- [Exercise requirements]: Find the word "Hike" in the material below and gather every line that contains it.

[Records from a collection]

================================

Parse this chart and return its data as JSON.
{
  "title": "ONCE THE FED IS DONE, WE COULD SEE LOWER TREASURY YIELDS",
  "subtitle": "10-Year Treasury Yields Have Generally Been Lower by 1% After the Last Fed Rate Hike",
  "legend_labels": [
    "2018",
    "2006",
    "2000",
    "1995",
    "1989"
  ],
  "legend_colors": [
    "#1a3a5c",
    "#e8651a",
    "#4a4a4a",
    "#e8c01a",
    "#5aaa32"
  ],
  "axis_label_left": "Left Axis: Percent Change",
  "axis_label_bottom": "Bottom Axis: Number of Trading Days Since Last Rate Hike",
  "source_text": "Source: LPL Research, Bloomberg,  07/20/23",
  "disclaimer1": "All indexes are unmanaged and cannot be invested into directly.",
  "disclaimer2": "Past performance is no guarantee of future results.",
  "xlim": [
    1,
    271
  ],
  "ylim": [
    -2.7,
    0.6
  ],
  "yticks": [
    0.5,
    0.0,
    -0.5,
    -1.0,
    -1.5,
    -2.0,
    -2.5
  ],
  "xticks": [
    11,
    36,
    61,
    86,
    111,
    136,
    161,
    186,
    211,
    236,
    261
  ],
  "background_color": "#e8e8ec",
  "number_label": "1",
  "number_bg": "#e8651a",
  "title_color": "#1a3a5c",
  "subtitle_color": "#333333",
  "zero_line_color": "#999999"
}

================================

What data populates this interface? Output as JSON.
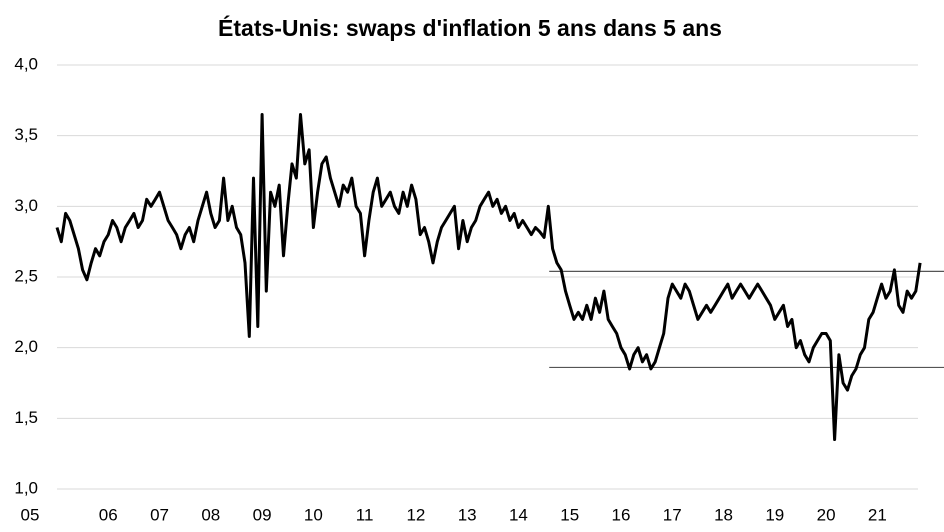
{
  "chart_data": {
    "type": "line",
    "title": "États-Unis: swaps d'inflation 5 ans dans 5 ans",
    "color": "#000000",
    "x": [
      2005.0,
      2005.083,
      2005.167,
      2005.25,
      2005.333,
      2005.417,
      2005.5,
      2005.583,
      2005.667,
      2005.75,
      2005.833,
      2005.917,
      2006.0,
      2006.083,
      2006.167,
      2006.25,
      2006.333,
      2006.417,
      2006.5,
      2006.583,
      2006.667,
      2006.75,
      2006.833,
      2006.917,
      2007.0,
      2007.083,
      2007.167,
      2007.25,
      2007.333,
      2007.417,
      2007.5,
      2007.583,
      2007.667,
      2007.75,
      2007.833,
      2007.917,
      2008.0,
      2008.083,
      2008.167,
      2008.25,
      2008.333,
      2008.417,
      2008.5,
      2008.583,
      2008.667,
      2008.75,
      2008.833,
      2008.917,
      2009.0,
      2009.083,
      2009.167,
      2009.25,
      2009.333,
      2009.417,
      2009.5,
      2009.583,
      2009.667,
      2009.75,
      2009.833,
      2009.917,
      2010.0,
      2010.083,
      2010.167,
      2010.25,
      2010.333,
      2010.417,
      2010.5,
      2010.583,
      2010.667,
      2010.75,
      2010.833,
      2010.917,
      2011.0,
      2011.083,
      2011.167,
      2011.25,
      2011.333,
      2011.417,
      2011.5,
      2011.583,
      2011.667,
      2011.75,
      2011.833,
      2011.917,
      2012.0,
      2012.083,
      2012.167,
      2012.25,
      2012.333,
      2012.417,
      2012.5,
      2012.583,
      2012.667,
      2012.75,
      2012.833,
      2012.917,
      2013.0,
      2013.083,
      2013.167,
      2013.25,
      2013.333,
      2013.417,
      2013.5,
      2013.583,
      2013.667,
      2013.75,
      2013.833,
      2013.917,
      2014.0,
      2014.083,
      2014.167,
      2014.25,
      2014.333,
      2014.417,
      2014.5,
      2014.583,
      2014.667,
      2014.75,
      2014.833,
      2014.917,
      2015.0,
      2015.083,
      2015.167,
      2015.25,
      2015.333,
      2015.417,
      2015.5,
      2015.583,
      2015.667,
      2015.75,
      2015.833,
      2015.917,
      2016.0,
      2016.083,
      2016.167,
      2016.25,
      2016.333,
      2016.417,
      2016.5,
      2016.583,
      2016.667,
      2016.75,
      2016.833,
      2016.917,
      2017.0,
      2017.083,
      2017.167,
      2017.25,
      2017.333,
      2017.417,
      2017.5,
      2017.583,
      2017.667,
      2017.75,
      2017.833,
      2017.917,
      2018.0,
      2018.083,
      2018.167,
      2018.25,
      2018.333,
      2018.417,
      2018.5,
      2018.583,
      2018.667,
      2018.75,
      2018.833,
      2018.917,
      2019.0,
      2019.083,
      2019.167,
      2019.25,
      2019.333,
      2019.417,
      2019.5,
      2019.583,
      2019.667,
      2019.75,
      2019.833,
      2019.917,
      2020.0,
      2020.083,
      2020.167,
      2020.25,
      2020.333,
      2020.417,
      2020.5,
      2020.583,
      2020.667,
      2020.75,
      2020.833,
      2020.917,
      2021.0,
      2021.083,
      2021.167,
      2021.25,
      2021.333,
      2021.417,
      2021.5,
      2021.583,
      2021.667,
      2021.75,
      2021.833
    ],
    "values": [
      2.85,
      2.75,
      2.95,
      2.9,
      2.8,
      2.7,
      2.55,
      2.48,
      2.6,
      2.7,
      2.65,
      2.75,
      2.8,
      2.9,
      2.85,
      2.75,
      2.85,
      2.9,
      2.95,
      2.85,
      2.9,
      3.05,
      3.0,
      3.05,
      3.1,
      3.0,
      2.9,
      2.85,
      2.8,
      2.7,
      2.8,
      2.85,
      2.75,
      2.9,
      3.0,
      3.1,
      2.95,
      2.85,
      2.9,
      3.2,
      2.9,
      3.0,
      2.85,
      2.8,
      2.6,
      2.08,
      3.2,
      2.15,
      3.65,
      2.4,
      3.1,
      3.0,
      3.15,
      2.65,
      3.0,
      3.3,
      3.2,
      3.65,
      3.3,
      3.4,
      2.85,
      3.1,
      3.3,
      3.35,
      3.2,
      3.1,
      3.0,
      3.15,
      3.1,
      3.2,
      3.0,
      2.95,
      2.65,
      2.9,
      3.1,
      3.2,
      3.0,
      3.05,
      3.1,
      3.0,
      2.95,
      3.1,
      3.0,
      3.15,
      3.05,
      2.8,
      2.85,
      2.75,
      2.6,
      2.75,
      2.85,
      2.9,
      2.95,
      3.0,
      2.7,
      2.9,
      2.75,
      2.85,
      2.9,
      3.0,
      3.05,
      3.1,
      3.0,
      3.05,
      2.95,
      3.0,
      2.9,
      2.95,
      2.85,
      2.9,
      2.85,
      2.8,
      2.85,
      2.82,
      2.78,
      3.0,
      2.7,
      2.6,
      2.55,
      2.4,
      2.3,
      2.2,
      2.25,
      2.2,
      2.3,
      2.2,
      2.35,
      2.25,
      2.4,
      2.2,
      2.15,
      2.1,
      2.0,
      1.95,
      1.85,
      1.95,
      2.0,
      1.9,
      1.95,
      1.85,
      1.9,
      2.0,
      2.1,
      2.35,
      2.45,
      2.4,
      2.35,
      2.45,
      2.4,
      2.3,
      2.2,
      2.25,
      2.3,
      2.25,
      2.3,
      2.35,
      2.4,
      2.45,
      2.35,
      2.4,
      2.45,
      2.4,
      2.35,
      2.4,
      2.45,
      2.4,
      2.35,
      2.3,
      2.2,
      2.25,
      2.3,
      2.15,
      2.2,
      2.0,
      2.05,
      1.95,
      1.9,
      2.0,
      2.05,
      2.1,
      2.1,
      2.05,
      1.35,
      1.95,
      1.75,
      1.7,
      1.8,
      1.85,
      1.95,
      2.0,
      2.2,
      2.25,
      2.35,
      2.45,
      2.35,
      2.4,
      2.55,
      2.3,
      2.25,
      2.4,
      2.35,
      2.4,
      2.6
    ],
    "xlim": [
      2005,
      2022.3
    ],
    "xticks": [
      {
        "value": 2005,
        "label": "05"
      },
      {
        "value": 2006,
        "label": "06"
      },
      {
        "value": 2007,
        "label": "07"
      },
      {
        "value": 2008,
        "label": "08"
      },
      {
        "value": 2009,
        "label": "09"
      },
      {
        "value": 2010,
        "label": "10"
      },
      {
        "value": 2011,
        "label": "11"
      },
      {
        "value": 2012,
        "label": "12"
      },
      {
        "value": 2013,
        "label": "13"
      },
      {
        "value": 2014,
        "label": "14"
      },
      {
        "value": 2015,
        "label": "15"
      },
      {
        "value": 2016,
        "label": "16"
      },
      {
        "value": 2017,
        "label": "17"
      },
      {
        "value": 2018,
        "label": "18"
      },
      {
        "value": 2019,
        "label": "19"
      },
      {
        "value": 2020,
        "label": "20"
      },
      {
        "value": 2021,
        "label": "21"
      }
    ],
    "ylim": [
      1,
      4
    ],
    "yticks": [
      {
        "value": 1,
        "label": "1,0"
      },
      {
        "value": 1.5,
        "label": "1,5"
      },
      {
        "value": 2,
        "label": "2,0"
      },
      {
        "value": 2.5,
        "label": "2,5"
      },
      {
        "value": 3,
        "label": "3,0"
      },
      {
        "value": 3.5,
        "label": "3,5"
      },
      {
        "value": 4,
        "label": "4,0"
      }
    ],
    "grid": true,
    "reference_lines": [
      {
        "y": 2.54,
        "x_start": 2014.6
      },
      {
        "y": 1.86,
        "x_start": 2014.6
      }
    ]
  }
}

================================

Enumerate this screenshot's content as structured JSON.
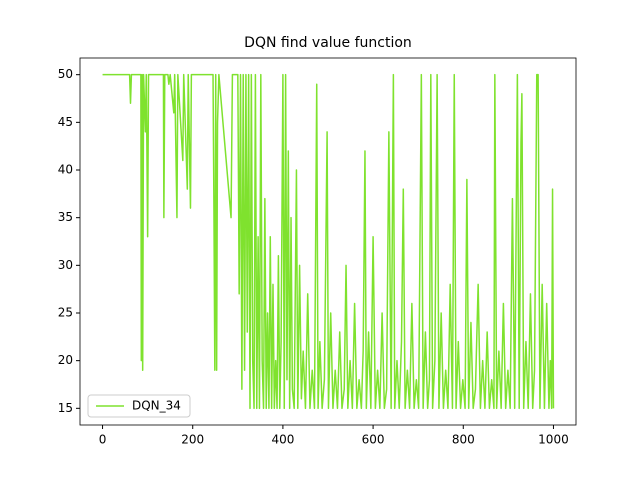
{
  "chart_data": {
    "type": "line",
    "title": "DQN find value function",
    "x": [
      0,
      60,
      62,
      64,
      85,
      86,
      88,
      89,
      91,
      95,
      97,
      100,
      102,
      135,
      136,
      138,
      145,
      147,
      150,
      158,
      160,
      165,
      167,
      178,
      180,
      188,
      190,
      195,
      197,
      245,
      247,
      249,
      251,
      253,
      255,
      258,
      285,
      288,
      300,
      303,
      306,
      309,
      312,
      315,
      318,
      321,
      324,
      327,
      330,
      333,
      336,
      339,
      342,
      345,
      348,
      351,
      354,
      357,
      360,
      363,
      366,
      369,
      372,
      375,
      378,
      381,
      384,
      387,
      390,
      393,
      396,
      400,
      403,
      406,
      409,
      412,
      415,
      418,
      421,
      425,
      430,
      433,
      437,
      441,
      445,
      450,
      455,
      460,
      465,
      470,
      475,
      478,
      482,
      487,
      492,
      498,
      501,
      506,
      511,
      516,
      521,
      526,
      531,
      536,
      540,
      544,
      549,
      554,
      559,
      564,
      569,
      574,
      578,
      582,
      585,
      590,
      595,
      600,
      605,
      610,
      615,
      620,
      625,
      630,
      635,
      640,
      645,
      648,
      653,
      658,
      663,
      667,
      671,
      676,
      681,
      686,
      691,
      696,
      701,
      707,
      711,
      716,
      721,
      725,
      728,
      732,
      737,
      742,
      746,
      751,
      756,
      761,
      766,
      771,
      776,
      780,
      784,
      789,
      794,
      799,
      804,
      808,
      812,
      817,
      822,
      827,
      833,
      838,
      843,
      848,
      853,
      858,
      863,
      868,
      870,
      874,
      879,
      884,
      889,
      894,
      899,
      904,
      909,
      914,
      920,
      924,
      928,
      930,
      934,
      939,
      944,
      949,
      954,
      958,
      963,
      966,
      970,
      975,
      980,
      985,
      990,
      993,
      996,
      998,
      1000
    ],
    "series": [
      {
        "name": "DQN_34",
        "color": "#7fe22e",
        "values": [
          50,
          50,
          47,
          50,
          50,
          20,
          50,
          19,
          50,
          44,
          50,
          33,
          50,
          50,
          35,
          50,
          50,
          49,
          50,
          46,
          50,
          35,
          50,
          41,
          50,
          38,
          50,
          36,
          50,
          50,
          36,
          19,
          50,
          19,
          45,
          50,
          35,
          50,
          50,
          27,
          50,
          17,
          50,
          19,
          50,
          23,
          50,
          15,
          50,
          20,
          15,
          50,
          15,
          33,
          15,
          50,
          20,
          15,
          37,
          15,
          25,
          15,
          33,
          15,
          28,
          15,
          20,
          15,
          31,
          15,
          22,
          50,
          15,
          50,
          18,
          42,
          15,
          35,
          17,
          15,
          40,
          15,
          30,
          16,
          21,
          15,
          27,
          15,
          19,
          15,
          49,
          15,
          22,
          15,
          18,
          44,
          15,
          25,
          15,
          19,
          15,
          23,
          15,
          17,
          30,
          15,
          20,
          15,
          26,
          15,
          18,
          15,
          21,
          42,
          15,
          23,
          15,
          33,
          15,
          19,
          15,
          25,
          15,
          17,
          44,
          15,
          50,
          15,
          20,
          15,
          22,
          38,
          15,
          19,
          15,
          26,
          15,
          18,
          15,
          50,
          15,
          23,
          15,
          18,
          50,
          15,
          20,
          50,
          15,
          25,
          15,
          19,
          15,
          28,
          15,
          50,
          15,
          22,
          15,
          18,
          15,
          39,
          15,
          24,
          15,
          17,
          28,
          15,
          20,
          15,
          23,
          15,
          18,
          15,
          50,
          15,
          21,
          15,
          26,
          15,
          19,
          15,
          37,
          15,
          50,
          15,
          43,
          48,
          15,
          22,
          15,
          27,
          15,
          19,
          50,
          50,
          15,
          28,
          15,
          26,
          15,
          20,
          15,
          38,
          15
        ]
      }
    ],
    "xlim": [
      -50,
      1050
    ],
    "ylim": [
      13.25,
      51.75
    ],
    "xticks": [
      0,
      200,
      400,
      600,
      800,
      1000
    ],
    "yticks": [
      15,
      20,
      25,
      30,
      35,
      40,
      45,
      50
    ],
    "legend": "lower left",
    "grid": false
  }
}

================================

- [Reply to the exercise]:
  "subtitle": "10-Year Treasury Yields Have Generally Been Lower by 1% After the Last Fed Rate Hike",
  "axis_label_bottom": "Bottom Axis: Number of Trading Days Since Last Rate Hike",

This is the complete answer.